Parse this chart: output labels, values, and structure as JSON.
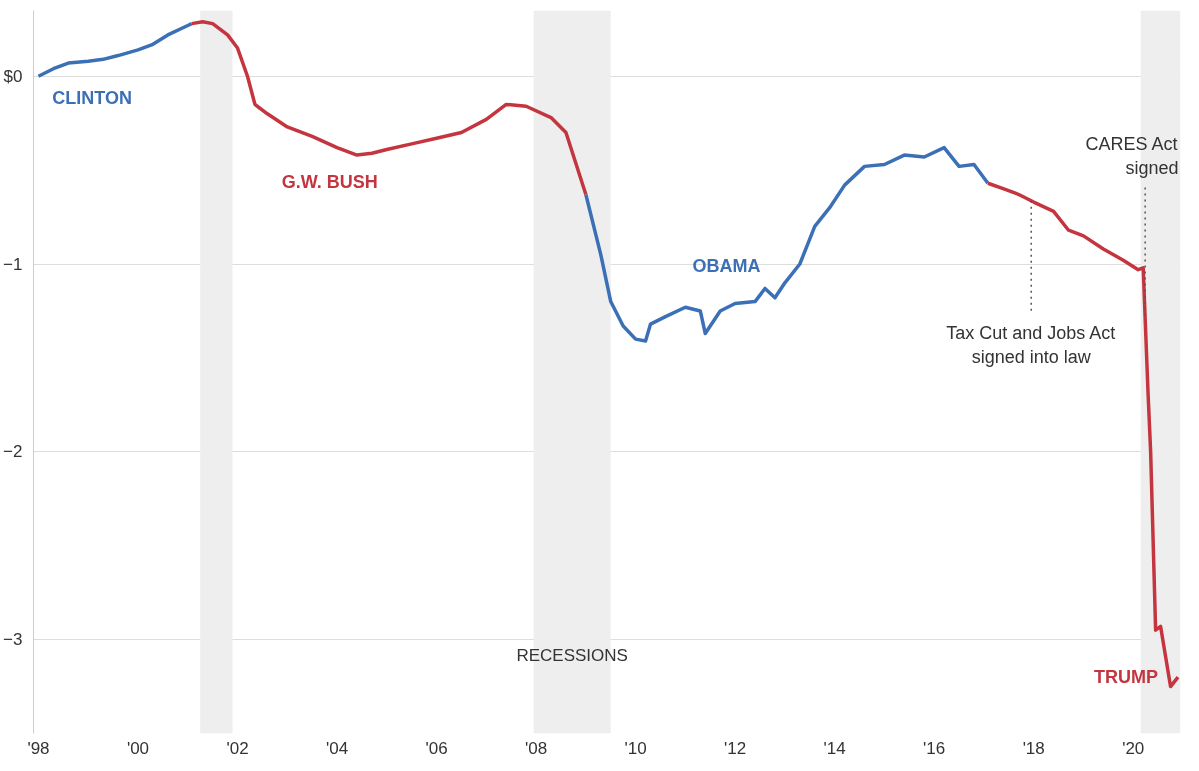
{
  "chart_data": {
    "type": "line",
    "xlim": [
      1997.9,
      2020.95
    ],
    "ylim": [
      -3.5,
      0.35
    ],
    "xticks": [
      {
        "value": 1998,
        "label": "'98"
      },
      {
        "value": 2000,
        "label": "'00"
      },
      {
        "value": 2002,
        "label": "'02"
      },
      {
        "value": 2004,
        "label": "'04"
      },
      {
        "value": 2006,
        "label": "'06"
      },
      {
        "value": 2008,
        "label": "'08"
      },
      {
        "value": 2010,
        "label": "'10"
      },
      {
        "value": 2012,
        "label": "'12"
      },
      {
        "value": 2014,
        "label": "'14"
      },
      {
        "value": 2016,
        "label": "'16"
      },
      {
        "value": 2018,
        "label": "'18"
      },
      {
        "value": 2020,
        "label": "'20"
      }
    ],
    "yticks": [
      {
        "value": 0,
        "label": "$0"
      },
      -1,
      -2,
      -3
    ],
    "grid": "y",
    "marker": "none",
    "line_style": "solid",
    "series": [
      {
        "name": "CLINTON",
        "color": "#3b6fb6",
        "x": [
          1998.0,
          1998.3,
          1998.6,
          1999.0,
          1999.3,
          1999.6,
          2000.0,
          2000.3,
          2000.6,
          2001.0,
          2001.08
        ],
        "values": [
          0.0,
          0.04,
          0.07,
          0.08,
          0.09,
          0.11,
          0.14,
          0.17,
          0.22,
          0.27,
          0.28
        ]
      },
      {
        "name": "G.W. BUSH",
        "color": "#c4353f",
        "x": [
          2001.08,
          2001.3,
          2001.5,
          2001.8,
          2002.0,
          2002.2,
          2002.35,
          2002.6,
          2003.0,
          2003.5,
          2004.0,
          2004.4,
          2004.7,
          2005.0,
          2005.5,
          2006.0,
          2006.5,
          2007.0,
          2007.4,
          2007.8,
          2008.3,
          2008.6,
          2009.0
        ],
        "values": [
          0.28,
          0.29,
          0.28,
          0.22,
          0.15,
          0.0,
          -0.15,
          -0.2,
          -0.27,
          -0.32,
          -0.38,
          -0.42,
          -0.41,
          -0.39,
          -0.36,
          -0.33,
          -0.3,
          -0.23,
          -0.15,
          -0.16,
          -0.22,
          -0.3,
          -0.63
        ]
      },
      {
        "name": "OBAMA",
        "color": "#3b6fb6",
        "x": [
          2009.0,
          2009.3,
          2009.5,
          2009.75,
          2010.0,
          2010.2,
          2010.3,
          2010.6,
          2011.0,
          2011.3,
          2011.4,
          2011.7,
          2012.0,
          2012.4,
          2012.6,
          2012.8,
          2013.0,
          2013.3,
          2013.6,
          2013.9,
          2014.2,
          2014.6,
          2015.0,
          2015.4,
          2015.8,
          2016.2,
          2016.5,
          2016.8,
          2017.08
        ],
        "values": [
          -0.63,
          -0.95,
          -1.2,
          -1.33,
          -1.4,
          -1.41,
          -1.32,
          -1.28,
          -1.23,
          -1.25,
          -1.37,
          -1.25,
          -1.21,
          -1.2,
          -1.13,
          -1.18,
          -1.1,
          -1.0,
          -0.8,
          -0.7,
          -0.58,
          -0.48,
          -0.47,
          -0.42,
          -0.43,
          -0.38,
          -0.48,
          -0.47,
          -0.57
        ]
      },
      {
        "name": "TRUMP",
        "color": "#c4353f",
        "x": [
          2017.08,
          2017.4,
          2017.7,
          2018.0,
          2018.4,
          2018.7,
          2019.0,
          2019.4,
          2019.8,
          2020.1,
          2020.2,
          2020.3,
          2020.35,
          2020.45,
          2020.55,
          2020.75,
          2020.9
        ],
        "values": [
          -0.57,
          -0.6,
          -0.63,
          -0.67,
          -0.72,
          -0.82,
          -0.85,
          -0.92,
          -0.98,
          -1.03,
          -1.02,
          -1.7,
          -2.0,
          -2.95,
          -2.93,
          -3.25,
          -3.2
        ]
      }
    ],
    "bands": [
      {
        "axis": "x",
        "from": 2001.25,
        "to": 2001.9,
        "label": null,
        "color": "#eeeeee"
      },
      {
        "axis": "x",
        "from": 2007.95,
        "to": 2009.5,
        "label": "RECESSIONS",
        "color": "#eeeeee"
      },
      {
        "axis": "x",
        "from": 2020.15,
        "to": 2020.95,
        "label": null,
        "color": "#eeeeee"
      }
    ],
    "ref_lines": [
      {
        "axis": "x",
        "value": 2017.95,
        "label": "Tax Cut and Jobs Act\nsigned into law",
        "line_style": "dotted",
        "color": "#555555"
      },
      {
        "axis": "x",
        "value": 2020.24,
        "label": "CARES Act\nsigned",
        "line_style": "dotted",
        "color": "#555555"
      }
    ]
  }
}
---*---
◆ **Stated task**: State how many lines above contain the string "nsigned", with no other words.

◆ **Complete response**: 2